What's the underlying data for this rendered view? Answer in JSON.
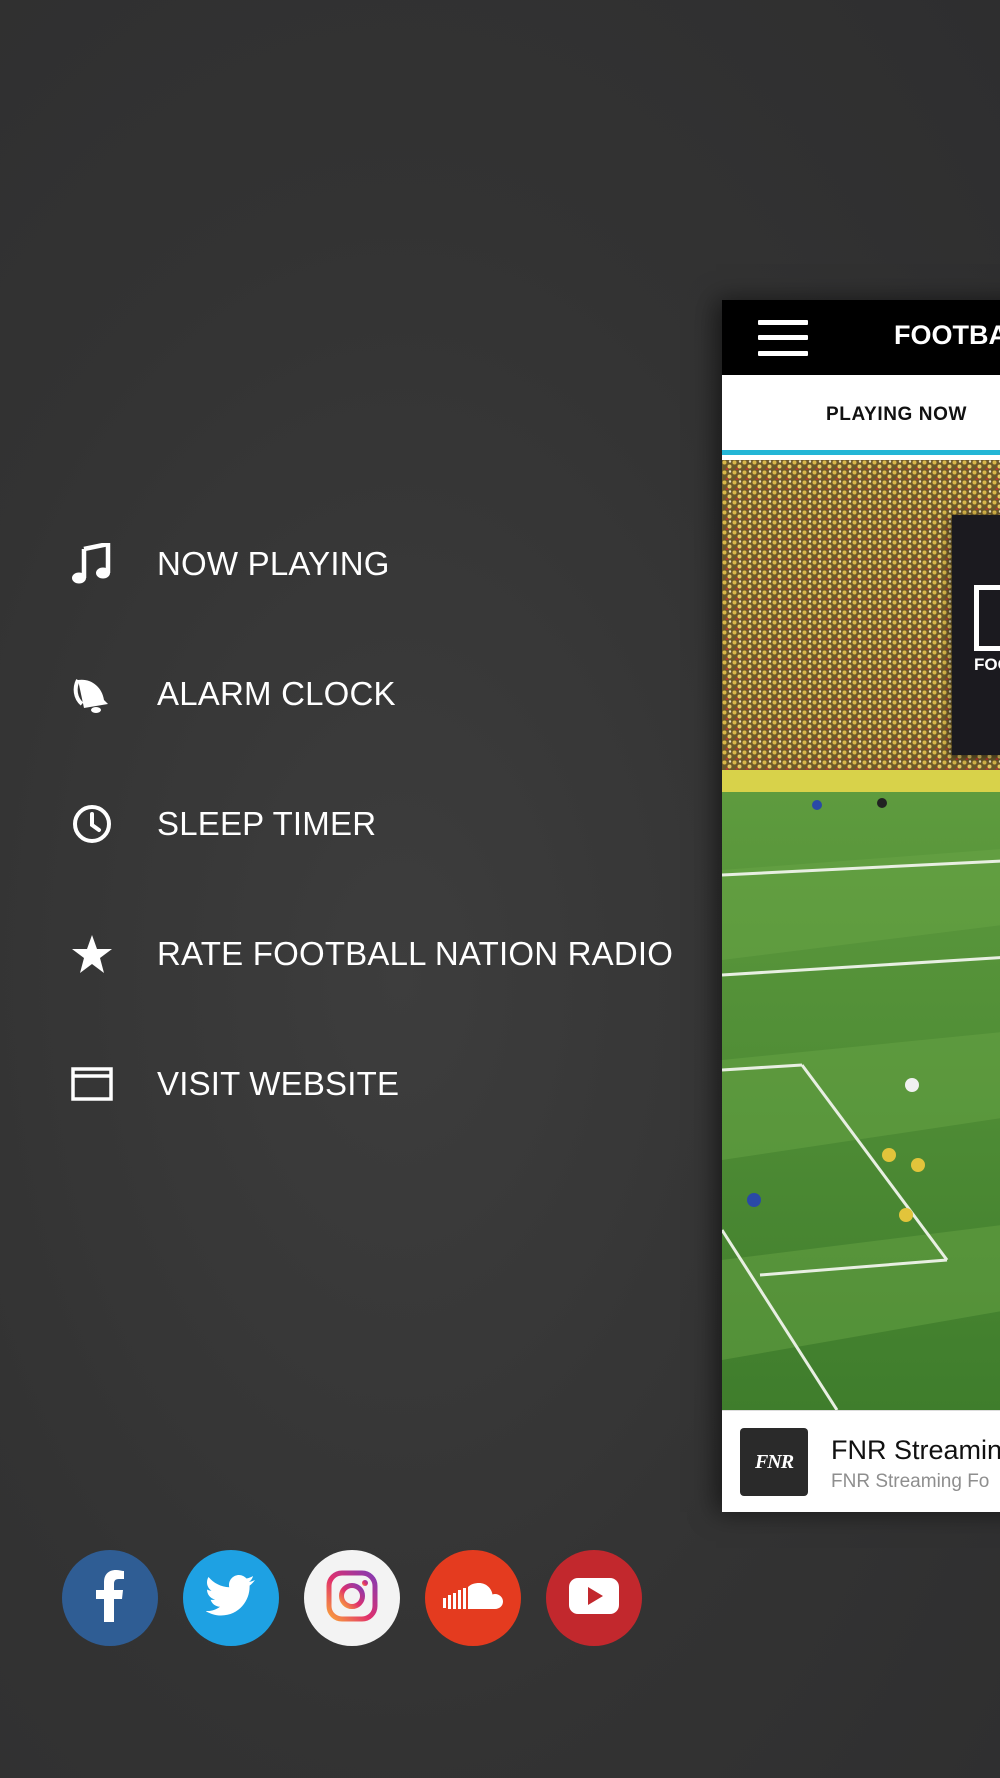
{
  "menu": {
    "items": [
      {
        "label": "NOW PLAYING",
        "icon": "music-note-icon"
      },
      {
        "label": "ALARM CLOCK",
        "icon": "bell-icon"
      },
      {
        "label": "SLEEP TIMER",
        "icon": "clock-icon"
      },
      {
        "label": "RATE FOOTBALL NATION RADIO",
        "icon": "star-icon"
      },
      {
        "label": "VISIT WEBSITE",
        "icon": "browser-window-icon"
      }
    ]
  },
  "social": [
    {
      "network": "Facebook",
      "icon": "facebook-icon",
      "color": "#2f5d94"
    },
    {
      "network": "Twitter",
      "icon": "twitter-icon",
      "color": "#1ea1e3"
    },
    {
      "network": "Instagram",
      "icon": "instagram-icon",
      "color": "#f3f3f3"
    },
    {
      "network": "SoundCloud",
      "icon": "soundcloud-icon",
      "color": "#e43b1f"
    },
    {
      "network": "YouTube",
      "icon": "youtube-icon",
      "color": "#c2282d"
    }
  ],
  "app_panel": {
    "title": "FOOTBA",
    "tab_label": "PLAYING NOW",
    "accent_color": "#23b6d6",
    "station_logo_text": "FOO",
    "player": {
      "thumb_text": "FNR",
      "title": "FNR Streamin",
      "subtitle": "FNR Streaming Fo"
    }
  }
}
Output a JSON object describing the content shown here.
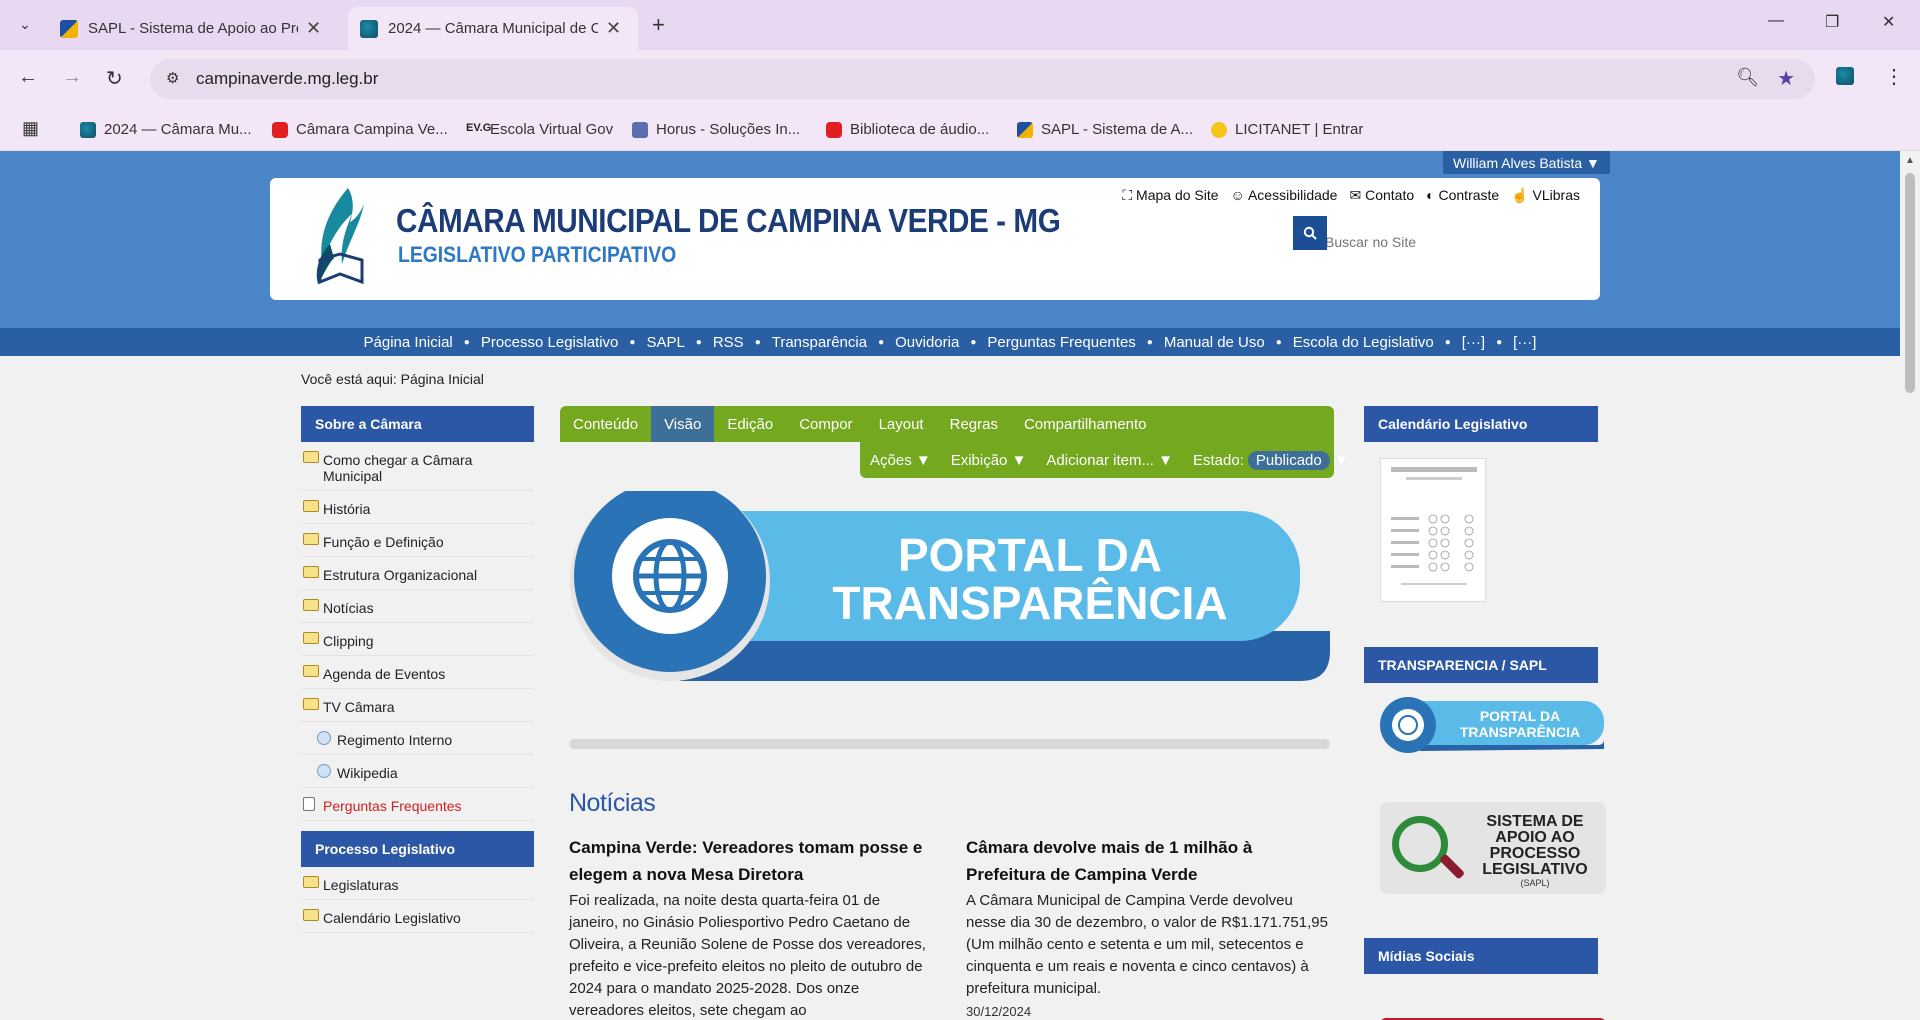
{
  "browser": {
    "tabs": [
      {
        "title": "SAPL - Sistema de Apoio ao Pro",
        "favicon": "sapl-icon"
      },
      {
        "title": "2024 — Câmara Municipal de C",
        "favicon": "camara-icon"
      }
    ],
    "url": "campinaverde.mg.leg.br",
    "bookmarks": [
      {
        "label": "2024 — Câmara Mu...",
        "icon": "camara-icon"
      },
      {
        "label": "Câmara Campina Ve...",
        "icon": "youtube-icon"
      },
      {
        "label": "Escola Virtual Gov",
        "icon": "evg-icon"
      },
      {
        "label": "Horus - Soluções In...",
        "icon": "horus-icon"
      },
      {
        "label": "Biblioteca de áudio...",
        "icon": "youtube-icon"
      },
      {
        "label": "SAPL - Sistema de A...",
        "icon": "sapl-icon"
      },
      {
        "label": "LICITANET | Entrar",
        "icon": "licitanet-icon"
      }
    ],
    "evg_text": "EV.G"
  },
  "site": {
    "user": "William Alves Batista ▼",
    "title": "CÂMARA MUNICIPAL DE CAMPINA VERDE - MG",
    "subtitle": "LEGISLATIVO PARTICIPATIVO",
    "top_links": [
      "Mapa do Site",
      "Acessibilidade",
      "Contato",
      "Contraste",
      "VLibras"
    ],
    "search_placeholder": "Buscar no Site",
    "nav": [
      "Página Inicial",
      "Processo Legislativo",
      "SAPL",
      "RSS",
      "Transparência",
      "Ouvidoria",
      "Perguntas Frequentes",
      "Manual de Uso",
      "Escola do Legislativo",
      "[···]",
      "[···]"
    ],
    "breadcrumb_label": "Você está aqui:",
    "breadcrumb_current": "Página Inicial"
  },
  "left": {
    "title1": "Sobre a Câmara",
    "items": [
      {
        "label": "Como chegar a Câmara Municipal",
        "type": "folder"
      },
      {
        "label": "História",
        "type": "folder"
      },
      {
        "label": "Função e Definição",
        "type": "folder"
      },
      {
        "label": "Estrutura Organizacional",
        "type": "folder"
      },
      {
        "label": "Notícias",
        "type": "folder"
      },
      {
        "label": "Clipping",
        "type": "folder"
      },
      {
        "label": "Agenda de Eventos",
        "type": "folder"
      },
      {
        "label": "TV Câmara",
        "type": "folder"
      },
      {
        "label": "Regimento Interno",
        "type": "link"
      },
      {
        "label": "Wikipedia",
        "type": "link"
      },
      {
        "label": "Perguntas Frequentes",
        "type": "doc"
      }
    ],
    "title2": "Processo Legislativo",
    "items2": [
      "Legislaturas",
      "Calendário Legislativo"
    ]
  },
  "cms": {
    "tabs": [
      "Conteúdo",
      "Visão",
      "Edição",
      "Compor",
      "Layout",
      "Regras",
      "Compartilhamento"
    ],
    "active_tab": "Visão",
    "actions": [
      "Ações ▼",
      "Exibição ▼",
      "Adicionar item... ▼",
      "Estado:"
    ],
    "state": "Publicado",
    "state_arrow": "▼"
  },
  "banner": {
    "line1": "PORTAL DA",
    "line2": "TRANSPARÊNCIA"
  },
  "news": {
    "heading": "Notícias",
    "items": [
      {
        "title": "Campina Verde: Vereadores tomam posse e elegem a nova Mesa Diretora",
        "body": "Foi realizada, na noite desta quarta-feira 01 de janeiro, no Ginásio Poliesportivo Pedro Caetano de Oliveira, a Reunião Solene de Posse dos vereadores, prefeito e vice-prefeito eleitos no pleito de outubro de 2024 para o mandato 2025-2028. Dos onze vereadores eleitos, sete chegam ao",
        "date": ""
      },
      {
        "title": "Câmara devolve mais de 1 milhão à Prefeitura de Campina Verde",
        "body": "A Câmara Municipal de Campina Verde devolveu nesse dia 30 de dezembro, o valor de R$1.171.751,95 (Um milhão cento e setenta e um mil, setecentos e cinquenta e um reais e noventa e cinco centavos) à prefeitura municipal.",
        "date": "30/12/2024"
      }
    ]
  },
  "right": {
    "title1": "Calendário Legislativo",
    "title2": "TRANSPARENCIA / SAPL",
    "portal_line1": "PORTAL DA",
    "portal_line2": "TRANSPARÊNCIA",
    "sapl_text": "SISTEMA DE APOIO AO PROCESSO LEGISLATIVO",
    "sapl_small": "(SAPL)",
    "title3": "Mídias Sociais"
  }
}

• WHAT YOU ARE ASKED TO DO: Say how many lines above hold the word "body", giving only the count.

• OUTPUT OF THE EXERCISE: 2